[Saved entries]
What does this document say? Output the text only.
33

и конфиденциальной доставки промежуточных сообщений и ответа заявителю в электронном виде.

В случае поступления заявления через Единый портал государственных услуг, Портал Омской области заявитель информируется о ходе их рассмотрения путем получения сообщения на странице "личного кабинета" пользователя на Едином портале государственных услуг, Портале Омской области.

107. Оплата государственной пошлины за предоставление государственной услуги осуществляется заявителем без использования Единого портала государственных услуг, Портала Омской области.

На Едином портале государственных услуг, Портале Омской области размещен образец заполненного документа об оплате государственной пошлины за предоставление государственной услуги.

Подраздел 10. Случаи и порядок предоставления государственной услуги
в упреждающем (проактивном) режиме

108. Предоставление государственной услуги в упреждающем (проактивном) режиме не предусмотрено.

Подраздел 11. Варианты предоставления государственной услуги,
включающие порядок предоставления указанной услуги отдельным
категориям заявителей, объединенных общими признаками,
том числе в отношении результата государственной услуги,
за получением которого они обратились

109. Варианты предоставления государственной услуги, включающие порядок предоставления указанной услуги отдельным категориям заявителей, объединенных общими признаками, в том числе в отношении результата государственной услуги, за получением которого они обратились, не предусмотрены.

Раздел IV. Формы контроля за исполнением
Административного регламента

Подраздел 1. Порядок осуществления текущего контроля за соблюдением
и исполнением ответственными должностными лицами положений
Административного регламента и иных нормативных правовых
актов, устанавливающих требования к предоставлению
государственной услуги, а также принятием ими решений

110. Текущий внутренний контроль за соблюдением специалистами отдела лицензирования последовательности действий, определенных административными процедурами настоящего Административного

## What to do
Transcribe every entry exactly, omitting nothing.

## Answer in full
What does this document say? Output the text only.
33

и конфиденциальной доставки промежуточных сообщений и ответа заявителю в электронном виде.

В случае поступления заявления через Единый портал государственных услуг, Портал Омской области заявитель информируется о ходе их рассмотрения путем получения сообщения на странице "личного кабинета" пользователя на Едином портале государственных услуг, Портале Омской области.

107. Оплата государственной пошлины за предоставление государственной услуги осуществляется заявителем без использования Единого портала государственных услуг, Портала Омской области.

На Едином портале государственных услуг, Портале Омской области размещен образец заполненного документа об оплате государственной пошлины за предоставление государственной услуги.

Подраздел 10. Случаи и порядок предоставления государственной услуги
в упреждающем (проактивном) режиме

108. Предоставление государственной услуги в упреждающем (проактивном) режиме не предусмотрено.

Подраздел 11. Варианты предоставления государственной услуги,
включающие порядок предоставления указанной услуги отдельным
категориям заявителей, объединенных общими признаками,
том числе в отношении результата государственной услуги,
за получением которого они обратились

109. Варианты предоставления государственной услуги, включающие порядок предоставления указанной услуги отдельным категориям заявителей, объединенных общими признаками, в том числе в отношении результата государственной услуги, за получением которого они обратились, не предусмотрены.

Раздел IV. Формы контроля за исполнением
Административного регламента

Подраздел 1. Порядок осуществления текущего контроля за соблюдением
и исполнением ответственными должностными лицами положений
Административного регламента и иных нормативных правовых
актов, устанавливающих требования к предоставлению
государственной услуги, а также принятием ими решений

110. Текущий внутренний контроль за соблюдением специалистами отдела лицензирования последовательности действий, определенных административными процедурами настоящего Административного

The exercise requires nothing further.